## [Task directions]
Can you write out the whole listing exactly?

## [Entries supplied]
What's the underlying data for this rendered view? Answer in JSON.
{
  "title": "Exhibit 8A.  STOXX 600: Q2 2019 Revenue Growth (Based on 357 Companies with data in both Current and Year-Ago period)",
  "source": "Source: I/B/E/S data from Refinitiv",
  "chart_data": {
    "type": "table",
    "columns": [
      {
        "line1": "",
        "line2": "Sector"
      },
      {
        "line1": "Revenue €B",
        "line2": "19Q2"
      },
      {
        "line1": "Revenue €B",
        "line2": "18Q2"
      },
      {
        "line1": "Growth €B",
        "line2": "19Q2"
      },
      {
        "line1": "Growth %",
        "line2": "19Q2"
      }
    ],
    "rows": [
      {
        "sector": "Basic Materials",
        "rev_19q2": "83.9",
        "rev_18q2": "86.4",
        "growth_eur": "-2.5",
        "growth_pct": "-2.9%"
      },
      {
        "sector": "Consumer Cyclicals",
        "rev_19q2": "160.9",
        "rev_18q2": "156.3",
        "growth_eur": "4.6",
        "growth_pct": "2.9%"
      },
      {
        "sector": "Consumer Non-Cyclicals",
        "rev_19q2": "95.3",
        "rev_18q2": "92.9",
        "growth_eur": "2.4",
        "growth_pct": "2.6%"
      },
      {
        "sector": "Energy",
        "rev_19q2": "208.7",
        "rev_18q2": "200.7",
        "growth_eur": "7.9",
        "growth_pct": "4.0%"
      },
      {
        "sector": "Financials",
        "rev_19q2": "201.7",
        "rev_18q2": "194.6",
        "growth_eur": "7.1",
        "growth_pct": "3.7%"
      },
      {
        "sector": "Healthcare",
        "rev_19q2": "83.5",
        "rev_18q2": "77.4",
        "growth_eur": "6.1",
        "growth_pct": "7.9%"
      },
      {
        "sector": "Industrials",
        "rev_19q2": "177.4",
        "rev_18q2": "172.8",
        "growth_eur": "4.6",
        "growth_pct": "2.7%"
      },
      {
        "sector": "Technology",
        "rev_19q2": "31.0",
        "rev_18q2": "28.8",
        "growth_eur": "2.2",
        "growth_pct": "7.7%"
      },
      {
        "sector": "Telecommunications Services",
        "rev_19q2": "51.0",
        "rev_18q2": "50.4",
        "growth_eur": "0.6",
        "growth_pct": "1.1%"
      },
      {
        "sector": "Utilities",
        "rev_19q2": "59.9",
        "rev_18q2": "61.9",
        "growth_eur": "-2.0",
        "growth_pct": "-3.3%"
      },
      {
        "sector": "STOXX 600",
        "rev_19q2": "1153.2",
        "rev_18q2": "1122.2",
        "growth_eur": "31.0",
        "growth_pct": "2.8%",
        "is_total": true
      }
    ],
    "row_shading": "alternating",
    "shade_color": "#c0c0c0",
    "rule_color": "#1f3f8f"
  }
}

## [Answer to the problem]
What's the underlying data for this rendered view? Answer in JSON.
{
  "title": "Exhibit 8A.  STOXX 600: Q2 2019 Revenue Growth (Based on 357 Companies with data in both Current and Year-Ago period)",
  "source": "Source: I/B/E/S data from Refinitiv",
  "chart_data": {
    "type": "table",
    "columns": [
      {
        "line1": "",
        "line2": "Sector"
      },
      {
        "line1": "Revenue €B",
        "line2": "19Q2"
      },
      {
        "line1": "Revenue €B",
        "line2": "18Q2"
      },
      {
        "line1": "Growth €B",
        "line2": "19Q2"
      },
      {
        "line1": "Growth %",
        "line2": "19Q2"
      }
    ],
    "rows": [
      {
        "sector": "Basic Materials",
        "rev_19q2": "83.9",
        "rev_18q2": "86.4",
        "growth_eur": "-2.5",
        "growth_pct": "-2.9%"
      },
      {
        "sector": "Consumer Cyclicals",
        "rev_19q2": "160.9",
        "rev_18q2": "156.3",
        "growth_eur": "4.6",
        "growth_pct": "2.9%"
      },
      {
        "sector": "Consumer Non-Cyclicals",
        "rev_19q2": "95.3",
        "rev_18q2": "92.9",
        "growth_eur": "2.4",
        "growth_pct": "2.6%"
      },
      {
        "sector": "Energy",
        "rev_19q2": "208.7",
        "rev_18q2": "200.7",
        "growth_eur": "7.9",
        "growth_pct": "4.0%"
      },
      {
        "sector": "Financials",
        "rev_19q2": "201.7",
        "rev_18q2": "194.6",
        "growth_eur": "7.1",
        "growth_pct": "3.7%"
      },
      {
        "sector": "Healthcare",
        "rev_19q2": "83.5",
        "rev_18q2": "77.4",
        "growth_eur": "6.1",
        "growth_pct": "7.9%"
      },
      {
        "sector": "Industrials",
        "rev_19q2": "177.4",
        "rev_18q2": "172.8",
        "growth_eur": "4.6",
        "growth_pct": "2.7%"
      },
      {
        "sector": "Technology",
        "rev_19q2": "31.0",
        "rev_18q2": "28.8",
        "growth_eur": "2.2",
        "growth_pct": "7.7%"
      },
      {
        "sector": "Telecommunications Services",
        "rev_19q2": "51.0",
        "rev_18q2": "50.4",
        "growth_eur": "0.6",
        "growth_pct": "1.1%"
      },
      {
        "sector": "Utilities",
        "rev_19q2": "59.9",
        "rev_18q2": "61.9",
        "growth_eur": "-2.0",
        "growth_pct": "-3.3%"
      },
      {
        "sector": "STOXX 600",
        "rev_19q2": "1153.2",
        "rev_18q2": "1122.2",
        "growth_eur": "31.0",
        "growth_pct": "2.8%",
        "is_total": true
      }
    ],
    "row_shading": "alternating",
    "shade_color": "#c0c0c0",
    "rule_color": "#1f3f8f"
  }
}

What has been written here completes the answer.